===== Extracted text =====

The first effective means of treating hemophilia involved infusing cryoprecipitate, a cold-insoluble solid that forms when frozen blood plasma is thawed. Cryoprecipitate was first used to treat hemophilia in 1964 when it was recognized that it could be separated from the plasma by centrifugation and stored frozen, then dissolved by warming and infused. A major advance in the treatment of hemophilia occurred in 1966 with the development of lyophilized (freeze-dried) concentrates of factor VIII from large pools of cryoprecipitate. Compared to cryoprecipitate, the concentrates were much easier to use and store and had a much higher concentration of active factor VIII. Concentrates also enabled people with hemophilia to infuse themselves at home, resulting in faster, more convenient treatment and significantly increased autonomy.
The purity of factor VIII concentrates improved dramatically in 1988 with the introduction of monoclonal antibody affinity purification. Monoclonal antibodies are substances capable of binding with the factor VIII molecule and removing it from plasma or cryoprecipitate, after which the factor VIII is separated from the monoclonal antibodies. This purification procedure results in ultra pure factor VIII with almost no extraneous proteins, which may cause infusion reactions and adversely affect platelet and immune function.
The latest milestone in factor replacement therapy occurred late in 1992 when the FDA approved synthetically produced factor VIII, known as recombinant factor VIII. Synthetic factor VIII uses recombinant DNA technology to alter a group of culture cells genetically to allow them to produce factor VIII. The factor VIII is then purified in a manner similar to monoclonal factor VIII. Both of these types of products have been shown to be very pure.
What does the future hold? Current research is aimed at finding a temporary or permanent cure for hemophilia by utilizing gene therapy. Gene therapy involves inserting the gene for the missing factor into the cells of a person with hemophilia. These altered cells may produce normally active factor for several months or possibly years. There are still many obstacles to be overcome before the procedure can become a reality, however most researchers are confident that solutions to these problems will be found within the near future.

===== Data records =====

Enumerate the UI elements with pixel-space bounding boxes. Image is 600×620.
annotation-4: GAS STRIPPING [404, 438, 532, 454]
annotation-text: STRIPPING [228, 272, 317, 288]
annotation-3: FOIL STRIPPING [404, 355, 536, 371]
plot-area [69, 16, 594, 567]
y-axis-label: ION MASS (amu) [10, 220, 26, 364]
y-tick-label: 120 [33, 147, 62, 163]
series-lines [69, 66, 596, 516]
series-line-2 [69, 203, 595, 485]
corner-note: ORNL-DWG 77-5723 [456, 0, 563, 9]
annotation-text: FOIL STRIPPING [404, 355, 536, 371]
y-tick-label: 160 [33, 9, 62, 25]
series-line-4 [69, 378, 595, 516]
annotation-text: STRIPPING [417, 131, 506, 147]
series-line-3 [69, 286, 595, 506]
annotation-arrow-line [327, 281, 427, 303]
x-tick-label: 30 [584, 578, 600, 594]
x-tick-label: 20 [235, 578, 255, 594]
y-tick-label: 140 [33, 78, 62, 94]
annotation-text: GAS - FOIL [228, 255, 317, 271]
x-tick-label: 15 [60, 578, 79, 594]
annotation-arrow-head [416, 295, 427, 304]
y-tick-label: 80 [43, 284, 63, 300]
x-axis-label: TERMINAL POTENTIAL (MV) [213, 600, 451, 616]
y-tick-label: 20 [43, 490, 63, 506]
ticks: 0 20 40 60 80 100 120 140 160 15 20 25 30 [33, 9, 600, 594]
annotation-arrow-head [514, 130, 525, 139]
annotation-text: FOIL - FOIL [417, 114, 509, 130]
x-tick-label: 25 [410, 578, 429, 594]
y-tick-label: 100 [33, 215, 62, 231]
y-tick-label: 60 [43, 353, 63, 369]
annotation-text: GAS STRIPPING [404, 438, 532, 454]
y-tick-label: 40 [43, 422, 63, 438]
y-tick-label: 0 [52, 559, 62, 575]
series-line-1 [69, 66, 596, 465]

=====

= Actions to take =
1 - Which years are mentioned in the text on hemophilia treatment?
2 - Can you carry on the text about hemophilia treatment from its last sentence?
These records were taken from a different source than the text.

= Written answers =
1 - 1964, 1966, 1988, 1992

2 -
Ironically, the advent of concentrates in the mid 60’s that allowed individuals with hemophilia more autonomy to live normal lives, also infected many of them with several blood-borne viruses.
During this time, manufacturers made factor VIII and IX economically feasible by making the concentrates from pools of 2,000 to 30,000 units of plasma. Unfortunately, these concentrates were not treated to inactivate viruses. Because of this, users of concentrate ran a high risk of being infected by blood-borne viruses.
In the mid to late 60’s, hepatitis B and hepatitis C were the first viruses to appear in the blood supply, inadvertently infecting many individuals with hemophilia. By the late 1970’s the Human Immunodeficiency Virus (HIV), the virus that causes Acquired Immune Deficiency Syndrome (AIDS), appeared in the blood supply, adding a whole new element to contend with. Unfortunately, HIV tests were not readily available until early 1985. As a result, the a large number of individuals with severe hemophilia who infused factor concentrate between 1978 and 1985 were infected with HIV.
Fortunately, today’s monoclonal factor concentrates are highly purified and treated to inactivate viruses and recombinant is available. For young people with hemophilia born since 1986, treatment with monoclonal purified concentrates and recombinant products has all but eliminated many of the common complications associated with preceding versions of concentrates. Although no blood product is guaranteed to be 100% safe, there have been no cases of HIV infection since viral inactivation procedures were instituted in 1985.